▶ _ABOUT THIS TASK_:
Whenever a line contains "license", include it in the count; reply with the number of such lines in the data and nothing else.

══════════════════════════════

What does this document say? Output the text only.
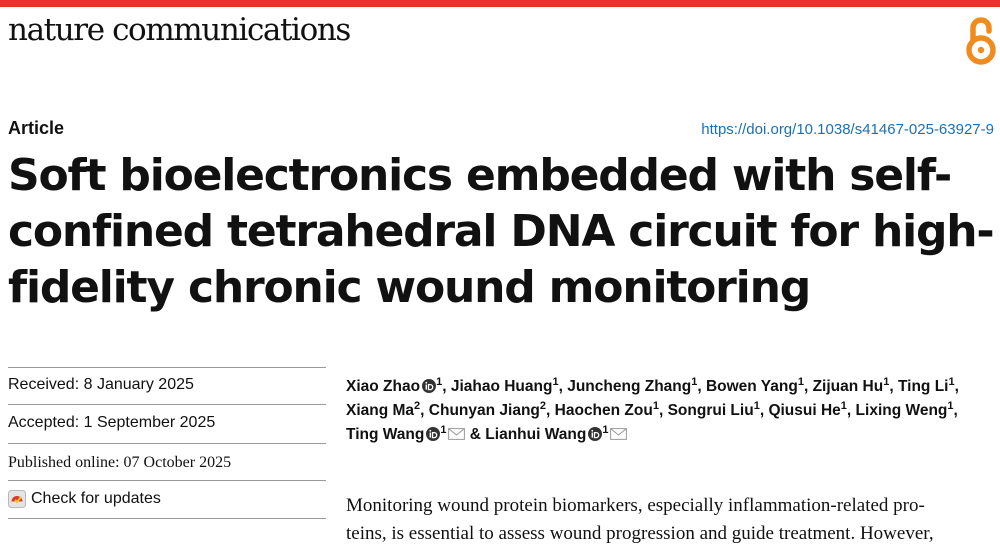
nature communications
Article	https://doi.org/10.1038/s41467-025-63927-9
Soft bioelectronics embedded with self-
confined tetrahedral DNA circuit for high-
fidelity chronic wound monitoring
Received: 8 January 2025
Accepted: 1 September 2025
Published online: 07 October 2025
Check for updates
Xiao Zhao $^1$, Jiahao Huang$^1$, Juncheng Zhang$^1$, Bowen Yang$^1$, Zijuan Hu$^1$, Ting Li$^1$,
Xiang Ma$^2$, Chunyan Jiang$^2$, Haochen Zou$^1$, Songrui Liu$^1$, Qiusui He$^1$, Lixing Weng$^1$,
Ting Wang $^1$ & Lianhui Wang $^1$
Monitoring wound protein biomarkers, especially inflammation-related pro-
teins, is essential to assess wound progression and guide treatment. However,
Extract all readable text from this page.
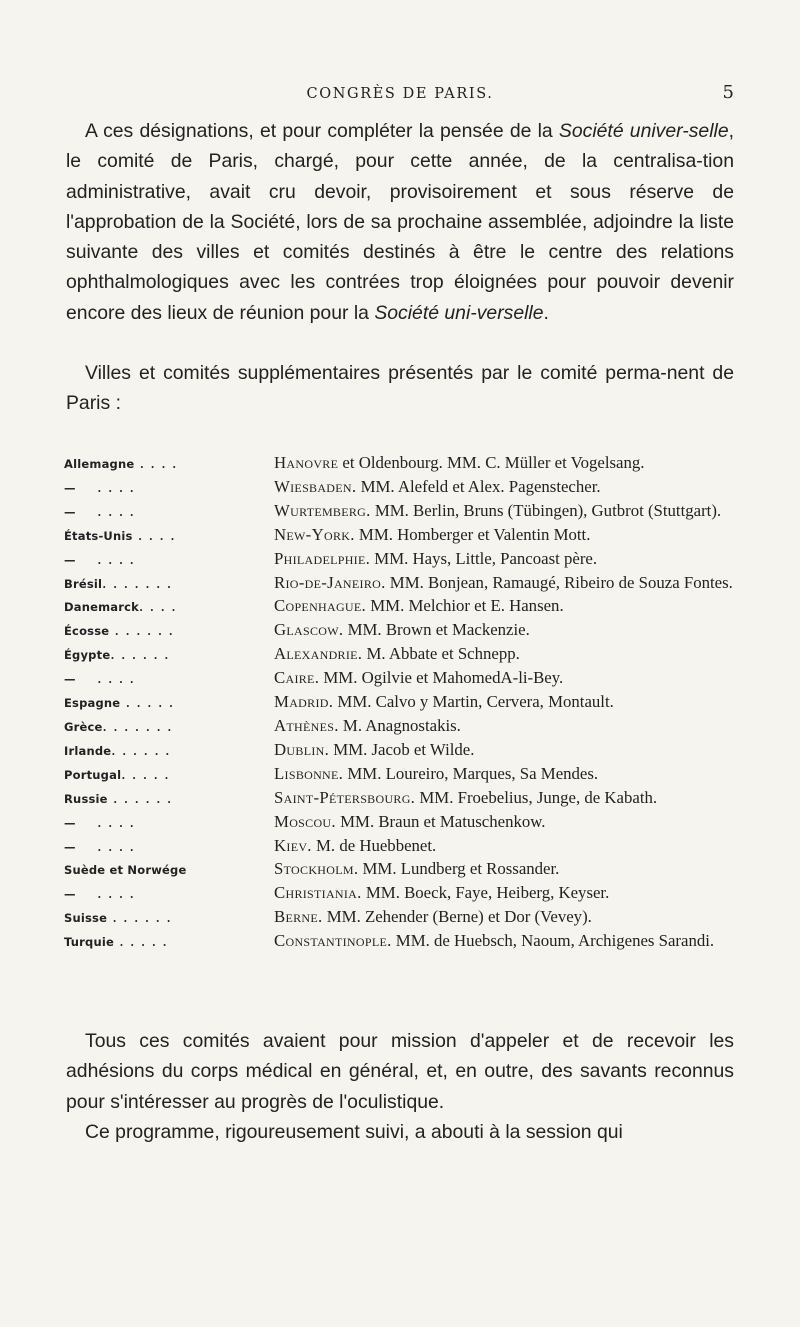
CONGRÈS DE PARIS.	5

A ces désignations, et pour compléter la pensée de la Société univer-selle, le comité de Paris, chargé, pour cette année, de la centralisa-tion administrative, avait cru devoir, provisoirement et sous réserve de l'approbation de la Société, lors de sa prochaine assemblée, adjoindre la liste suivante des villes et comités destinés à être le centre des relations ophthalmologiques avec les contrées trop éloignées pour pouvoir devenir encore des lieux de réunion pour la Société uni-verselle.

Villes et comités supplémentaires présentés par le comité perma-nent de Paris :

Allemagne . . . .	Hanovre et Oldenbourg. MM. C. Müller et Vogelsang.
—    . . . .	Wiesbaden. MM. Alefeld et Alex. Pagenstecher.
—    . . . .	Wurtemberg. MM. Berlin, Bruns (Tübingen), Gutbrot (Stuttgart).
États-Unis . . . .	New-York. MM. Homberger et Valentin Mott.
—    . . . .	Philadelphie. MM. Hays, Little, Pancoast père.
Brésil. . . . . . .	Rio-de-Janeiro. MM. Bonjean, Ramaugé, Ribeiro de Souza Fontes.
Danemarck. . . .	Copenhague. MM. Melchior et E. Hansen.
Écosse . . . . . .	Glascow. MM. Brown et Mackenzie.
Égypte. . . . . .	Alexandrie. M. Abbate et Schnepp.
—    . . . .	Caire. MM. Ogilvie et MahomedA-li-Bey.
Espagne . . . . .	Madrid. MM. Calvo y Martin, Cervera, Montault.
Grèce. . . . . . .	Athènes. M. Anagnostakis.
Irlande. . . . . .	Dublin. MM. Jacob et Wilde.
Portugal. . . . .	Lisbonne. MM. Loureiro, Marques, Sa Mendes.
Russie . . . . . .	Saint-Pétersbourg. MM. Froebelius, Junge, de Kabath.
—    . . . .	Moscou. MM. Braun et Matuschenkow.
—    . . . .	Kiev. M. de Huebbenet.
Suède et Norwége	Stockholm. MM. Lundberg et Rossander.
—    . . . .	Christiania. MM. Boeck, Faye, Heiberg, Keyser.
Suisse . . . . . .	Berne. MM. Zehender (Berne) et Dor (Vevey).
Turquie . . . . .	Constantinople. MM. de Huebsch, Naoum, Archigenes Sarandi.

Tous ces comités avaient pour mission d'appeler et de recevoir les adhésions du corps médical en général, et, en outre, des savants reconnus pour s'intéresser au progrès de l'oculistique.

Ce programme, rigoureusement suivi, a abouti à la session qui
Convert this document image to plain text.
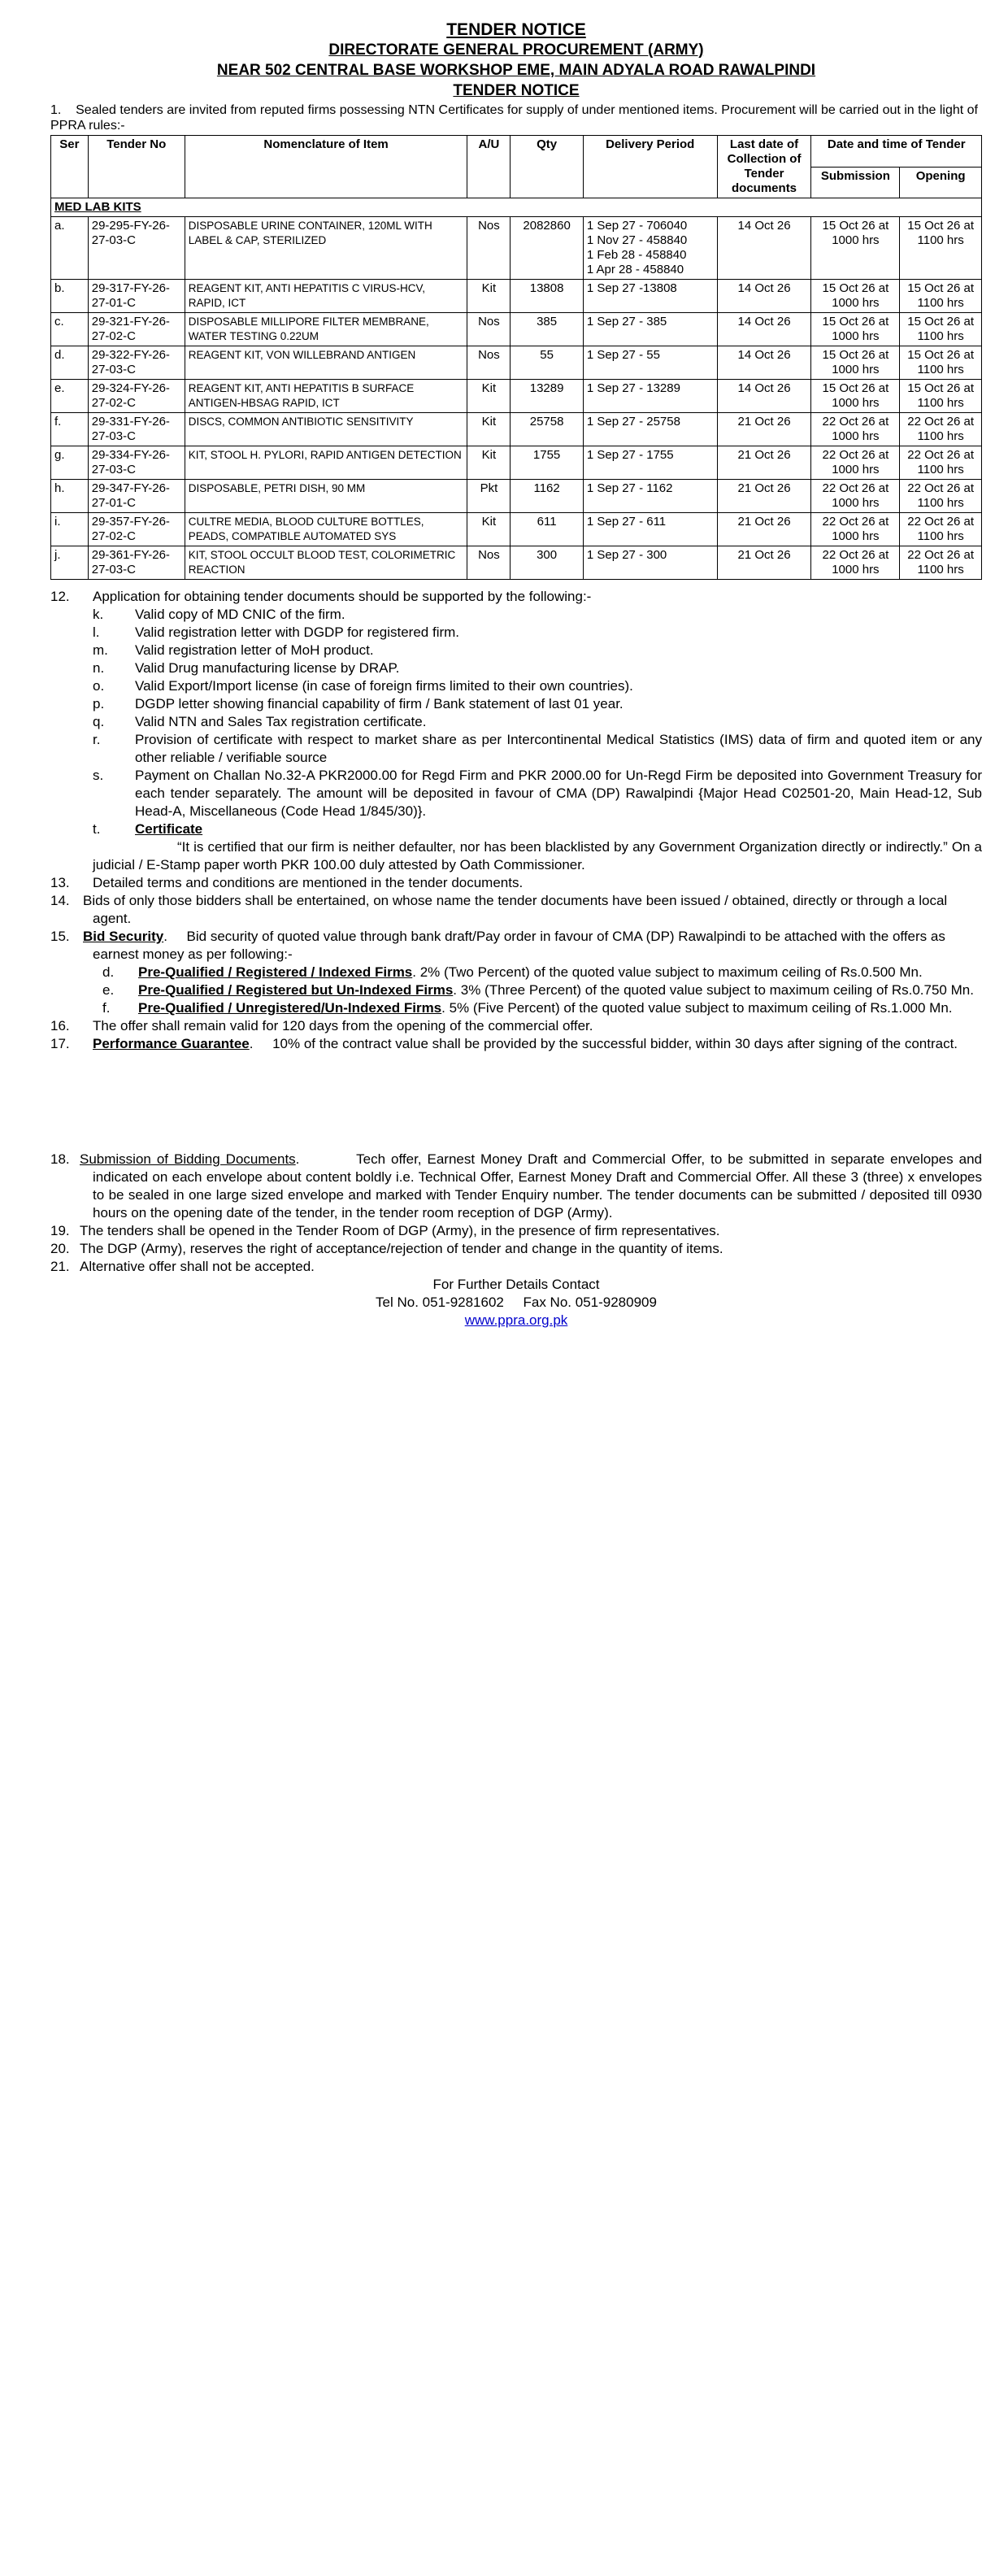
TENDER NOTICE
DIRECTORATE GENERAL PROCUREMENT (ARMY)
NEAR 502 CENTRAL BASE WORKSHOP EME, MAIN ADYALA ROAD RAWALPINDI
TENDER NOTICE
1. Sealed tenders are invited from reputed firms possessing NTN Certificates for supply of under mentioned items. Procurement will be carried out in the light of PPRA rules:-
Ser	Tender No	Nomenclature of Item	A/U	Qty	Delivery Period	Last date of Collection of Tender documents	Date and time of Tender	
							Submission	Opening
MED LAB KITS								
a.	29-295-FY-26-27-03-C	DISPOSABLE URINE CONTAINER, 120ML WITH LABEL & CAP, STERILIZED	Nos	2082860	1 Sep 27 - 706040
1 Nov 27 - 458840
1 Feb 28 - 458840
1 Apr 28 - 458840	14 Oct 26	15 Oct 26 at 1000 hrs	15 Oct 26 at 1100 hrs
b.	29-317-FY-26-27-01-C	REAGENT KIT, ANTI HEPATITIS C VIRUS-HCV, RAPID, ICT	Kit	13808	1 Sep 27 -13808	14 Oct 26	15 Oct 26 at 1000 hrs	15 Oct 26 at 1100 hrs
c.	29-321-FY-26-27-02-C	DISPOSABLE MILLIPORE FILTER MEMBRANE, WATER TESTING 0.22UM	Nos	385	1 Sep 27 - 385	14 Oct 26	15 Oct 26 at 1000 hrs	15 Oct 26 at 1100 hrs
d.	29-322-FY-26-27-03-C	REAGENT KIT, VON WILLEBRAND ANTIGEN	Nos	55	1 Sep 27 - 55	14 Oct 26	15 Oct 26 at 1000 hrs	15 Oct 26 at 1100 hrs
e.	29-324-FY-26-27-02-C	REAGENT KIT, ANTI HEPATITIS B SURFACE ANTIGEN-HBSAG RAPID, ICT	Kit	13289	1 Sep 27 - 13289	14 Oct 26	15 Oct 26 at 1000 hrs	15 Oct 26 at 1100 hrs
f.	29-331-FY-26-27-03-C	DISCS, COMMON ANTIBIOTIC SENSITIVITY	Kit	25758	1 Sep 27 - 25758	21 Oct 26	22 Oct 26 at 1000 hrs	22 Oct 26 at 1100 hrs
g.	29-334-FY-26-27-03-C	KIT, STOOL H. PYLORI, RAPID ANTIGEN DETECTION	Kit	1755	1 Sep 27 - 1755	21 Oct 26	22 Oct 26 at 1000 hrs	22 Oct 26 at 1100 hrs
h.	29-347-FY-26-27-01-C	DISPOSABLE, PETRI DISH, 90 MM	Pkt	1162	1 Sep 27 - 1162	21 Oct 26	22 Oct 26 at 1000 hrs	22 Oct 26 at 1100 hrs
i.	29-357-FY-26-27-02-C	CULTRE MEDIA, BLOOD CULTURE BOTTLES, PEADS, COMPATIBLE AUTOMATED SYS	Kit	611	1 Sep 27 - 611	21 Oct 26	22 Oct 26 at 1000 hrs	22 Oct 26 at 1100 hrs
j.	29-361-FY-26-27-03-C	KIT, STOOL OCCULT BLOOD TEST, COLORIMETRIC REACTION	Nos	300	1 Sep 27 - 300	21 Oct 26	22 Oct 26 at 1000 hrs	22 Oct 26 at 1100 hrs
12.	Application for obtaining tender documents should be supported by the following:-
k.	Valid copy of MD CNIC of the firm.
l.	Valid registration letter with DGDP for registered firm.
m.	Valid registration letter of MoH product.
n.	Valid Drug manufacturing license by DRAP.
o.	Valid Export/Import license (in case of foreign firms limited to their own countries).
p.	DGDP letter showing financial capability of firm / Bank statement of last 01 year.
q.	Valid NTN and Sales Tax registration certificate.
r.	Provision of certificate with respect to market share as per Intercontinental Medical Statistics (IMS) data of firm and quoted item or any other reliable / verifiable source
s.	Payment on Challan No.32-A PKR2000.00 for Regd Firm and PKR 2000.00 for Un-Regd Firm be deposited into Government Treasury for each tender separately. The amount will be deposited in favour of CMA (DP) Rawalpindi {Major Head C02501-20, Main Head-12, Sub Head-A, Miscellaneous (Code Head 1/845/30)}.
t.	Certificate
“It is certified that our firm is neither defaulter, nor has been blacklisted by any Government Organization directly or indirectly.” On a judicial / E-Stamp paper worth PKR 100.00 duly attested by Oath Commissioner.
13.	Detailed terms and conditions are mentioned in the tender documents.
14. Bids of only those bidders shall be entertained, on whose name the tender documents have been issued / obtained, directly or through a local agent.
15. Bid Security.     Bid security of quoted value through bank draft/Pay order in favour of CMA (DP) Rawalpindi to be attached with the offers as earnest money as per following:-
d. Pre-Qualified / Registered / Indexed Firms. 2% (Two Percent) of the quoted value subject to maximum ceiling of Rs.0.500 Mn.
e. Pre-Qualified / Registered but Un-Indexed Firms. 3% (Three Percent) of the quoted value subject to maximum ceiling of Rs.0.750 Mn.
f. Pre-Qualified / Unregistered/Un-Indexed Firms. 5% (Five Percent) of the quoted value subject to maximum ceiling of Rs.1.000 Mn.
16.	The offer shall remain valid for 120 days from the opening of the commercial offer.
17. Performance Guarantee.     10% of the contract value shall be provided by the successful bidder, within 30 days after signing of the contract.
18. Submission of Bidding Documents.          Tech offer, Earnest Money Draft and Commercial Offer, to be submitted in separate envelopes and indicated on each envelope about content boldly i.e. Technical Offer, Earnest Money Draft and Commercial Offer. All these 3 (three) x envelopes to be sealed in one large sized envelope and marked with Tender Enquiry number. The tender documents can be submitted / deposited till 0930 hours on the opening date of the tender, in the tender room reception of DGP (Army).
19. The tenders shall be opened in the Tender Room of DGP (Army), in the presence of firm representatives.
20. The DGP (Army), reserves the right of acceptance/rejection of tender and change in the quantity of items.
21. Alternative offer shall not be accepted.
For Further Details Contact
Tel No. 051-9281602 Fax No. 051-9280909
www.ppra.org.pk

══════════════════════════════

▶ _ANSWER FOR THE TASK_:
2